Piazza Juve

venerdì 28 giugno 2013

Vince la Spagna, ma stavolta è solo culo

Sconfitta pronosticata e sconfitta che arriva, ma con modi e tempi del tutto insperati.
La migliore Italia degli ultimi anni (a pari merito con quella che sconfisse la Germania) cade al settimo rigore contro la Spagna campione d’Europa e campione del Mondo. Una partita quasi giocata in casa, con il pubblico brasiliano a far il tifo costantemente per i colori azzurri, una partita giocata molto bene e forse meglio di quella degli iberici. Per quasi tutti i 90’ gli spagnoli si sono snaturati a far un gioco castrato nella proposizione offensiva e nel fraseggio a causa di un affollato centrocampo da azzurri che rendeva difficoltoso il classico tiki taka. All’opposto la nazionale italiana ha sfruttato questo fattore e la giornata nettamente positiva dei Candreva, Maggio e Giaccherini per far tremare le gambe alla squadra di capitan Casillas.

Alla fine a vincere sono chi è effettivamente più forte, almeno stando alla carta.
Perché fatta eccezione per parte dei tempi supplementari la supremazia spagnola che tutti attendevano non c’è stata, anzi, sono stati loro più di noi a subire e soffrire.

—————

Esercizi da svolgere:
(a) Nell'articolo sulla partita Italia-Spagna, quali calciatori sono citati per cognome? Elencali tutti.
(b) Traduci in inglese questa frase dell'articolo sulla partita Italia-Spagna: "Alla fine a vincere sono chi è effettivamente più forte, almeno stando alla carta."
(c) Prosegui l'articolo sulla partita Italia-Spagna a partire dall'ultima frase riportata.
Le voci non servono per svolgere il lavoro.

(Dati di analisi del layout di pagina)
—————

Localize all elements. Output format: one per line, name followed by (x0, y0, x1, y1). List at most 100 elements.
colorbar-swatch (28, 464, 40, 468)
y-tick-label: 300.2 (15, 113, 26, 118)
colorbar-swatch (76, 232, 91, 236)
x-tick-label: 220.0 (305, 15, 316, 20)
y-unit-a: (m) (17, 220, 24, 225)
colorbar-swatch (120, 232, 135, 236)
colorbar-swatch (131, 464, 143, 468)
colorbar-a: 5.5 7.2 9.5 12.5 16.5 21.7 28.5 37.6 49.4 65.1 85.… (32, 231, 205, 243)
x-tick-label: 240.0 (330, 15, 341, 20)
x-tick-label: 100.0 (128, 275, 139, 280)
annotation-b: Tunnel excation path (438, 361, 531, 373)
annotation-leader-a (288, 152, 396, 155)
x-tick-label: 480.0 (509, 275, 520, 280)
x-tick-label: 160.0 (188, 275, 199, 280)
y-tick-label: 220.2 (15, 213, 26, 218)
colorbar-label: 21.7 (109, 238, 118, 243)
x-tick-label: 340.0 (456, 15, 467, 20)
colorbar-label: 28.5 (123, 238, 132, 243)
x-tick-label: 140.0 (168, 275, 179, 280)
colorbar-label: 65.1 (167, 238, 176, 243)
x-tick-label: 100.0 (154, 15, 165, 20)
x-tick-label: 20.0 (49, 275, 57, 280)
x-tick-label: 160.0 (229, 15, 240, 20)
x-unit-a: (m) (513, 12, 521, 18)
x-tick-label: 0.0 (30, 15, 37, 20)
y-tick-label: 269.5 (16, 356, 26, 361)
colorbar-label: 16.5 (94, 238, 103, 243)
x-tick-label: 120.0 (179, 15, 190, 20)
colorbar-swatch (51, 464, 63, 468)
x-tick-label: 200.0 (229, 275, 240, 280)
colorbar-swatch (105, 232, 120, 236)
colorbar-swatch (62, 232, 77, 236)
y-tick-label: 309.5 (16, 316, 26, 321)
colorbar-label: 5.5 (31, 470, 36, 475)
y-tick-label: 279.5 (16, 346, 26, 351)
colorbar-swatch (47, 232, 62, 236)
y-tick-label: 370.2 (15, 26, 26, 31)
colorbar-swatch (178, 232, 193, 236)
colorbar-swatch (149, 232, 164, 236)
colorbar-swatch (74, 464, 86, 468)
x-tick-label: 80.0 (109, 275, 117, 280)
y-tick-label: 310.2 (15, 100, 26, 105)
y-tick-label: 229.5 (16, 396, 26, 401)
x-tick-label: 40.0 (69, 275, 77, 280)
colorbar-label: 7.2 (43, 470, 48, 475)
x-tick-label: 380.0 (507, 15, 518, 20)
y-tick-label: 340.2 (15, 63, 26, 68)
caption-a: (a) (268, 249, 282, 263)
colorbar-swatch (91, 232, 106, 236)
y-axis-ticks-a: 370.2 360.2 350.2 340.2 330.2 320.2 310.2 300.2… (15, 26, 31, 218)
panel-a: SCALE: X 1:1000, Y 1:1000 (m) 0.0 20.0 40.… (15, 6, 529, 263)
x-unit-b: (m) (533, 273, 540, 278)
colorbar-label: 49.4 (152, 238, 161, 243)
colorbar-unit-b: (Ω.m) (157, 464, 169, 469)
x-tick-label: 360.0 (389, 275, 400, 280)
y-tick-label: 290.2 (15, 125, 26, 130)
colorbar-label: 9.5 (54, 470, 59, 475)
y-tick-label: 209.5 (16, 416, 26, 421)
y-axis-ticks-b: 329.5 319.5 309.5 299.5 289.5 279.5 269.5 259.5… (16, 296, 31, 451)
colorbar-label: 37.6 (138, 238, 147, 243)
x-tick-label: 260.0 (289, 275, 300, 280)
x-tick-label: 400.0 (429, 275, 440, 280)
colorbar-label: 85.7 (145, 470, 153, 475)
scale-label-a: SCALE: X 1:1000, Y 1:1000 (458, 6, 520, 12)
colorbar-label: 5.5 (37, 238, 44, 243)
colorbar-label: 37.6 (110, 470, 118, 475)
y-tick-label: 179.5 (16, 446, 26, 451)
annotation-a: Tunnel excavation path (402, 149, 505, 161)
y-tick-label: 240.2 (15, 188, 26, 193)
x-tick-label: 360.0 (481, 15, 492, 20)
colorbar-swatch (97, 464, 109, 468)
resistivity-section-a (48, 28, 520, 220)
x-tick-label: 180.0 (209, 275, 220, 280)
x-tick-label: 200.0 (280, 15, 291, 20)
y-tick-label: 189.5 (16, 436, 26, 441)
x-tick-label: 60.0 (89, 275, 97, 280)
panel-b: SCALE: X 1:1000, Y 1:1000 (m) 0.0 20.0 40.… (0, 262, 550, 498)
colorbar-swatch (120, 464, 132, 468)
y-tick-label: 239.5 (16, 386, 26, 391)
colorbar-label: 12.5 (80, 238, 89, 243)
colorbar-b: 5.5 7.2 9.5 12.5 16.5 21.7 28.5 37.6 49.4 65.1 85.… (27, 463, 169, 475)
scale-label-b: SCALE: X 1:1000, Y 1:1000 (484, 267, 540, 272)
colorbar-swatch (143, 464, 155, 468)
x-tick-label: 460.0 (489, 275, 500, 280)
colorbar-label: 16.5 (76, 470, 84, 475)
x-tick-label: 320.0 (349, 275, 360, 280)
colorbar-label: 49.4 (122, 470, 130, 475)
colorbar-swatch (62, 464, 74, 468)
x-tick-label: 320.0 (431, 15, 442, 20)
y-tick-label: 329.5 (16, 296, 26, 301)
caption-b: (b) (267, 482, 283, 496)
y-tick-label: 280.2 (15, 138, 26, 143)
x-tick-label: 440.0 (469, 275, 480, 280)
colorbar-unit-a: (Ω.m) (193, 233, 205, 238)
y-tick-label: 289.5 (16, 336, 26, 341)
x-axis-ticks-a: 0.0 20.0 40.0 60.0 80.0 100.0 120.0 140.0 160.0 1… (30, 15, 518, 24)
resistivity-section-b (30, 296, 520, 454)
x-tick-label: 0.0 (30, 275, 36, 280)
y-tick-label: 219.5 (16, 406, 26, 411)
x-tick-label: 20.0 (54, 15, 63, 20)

—————

Le tue risposte:
(a) Candreva, Maggio, Giaccherini, Casillas

(b) In the end, the winners are those who are actually stronger, at least on paper.

(c)
Il rigore sbagliato di Bonucci conclude in loro favore la partita, ma vale la pena giustificare il difensore bianconero, qualcuno avrebbe dovuto sbagliare prima o poi. Lui lo ha fatto per prima, ma in un ipotetica serie infinita di rigori chissà se altri non si sarebbero visti scappare il pallone dove non voluto.

Partita che sembra confermare indirettamente il credo tattico di Conte sulla difesa a tre, ma come scritto su questo stesso blog tantissime altre volte, contro le squadre come il Barcellona (il “granaio” della nazionale spagnola con 7/11 in campo) puntare su centrocampi folti capaci di stordire il fraseggio avversario e scatenare in rapidità le fasce è la soluzione più adatta per i giocatori che sia Conte, sia Prandelli hanno a disposizione.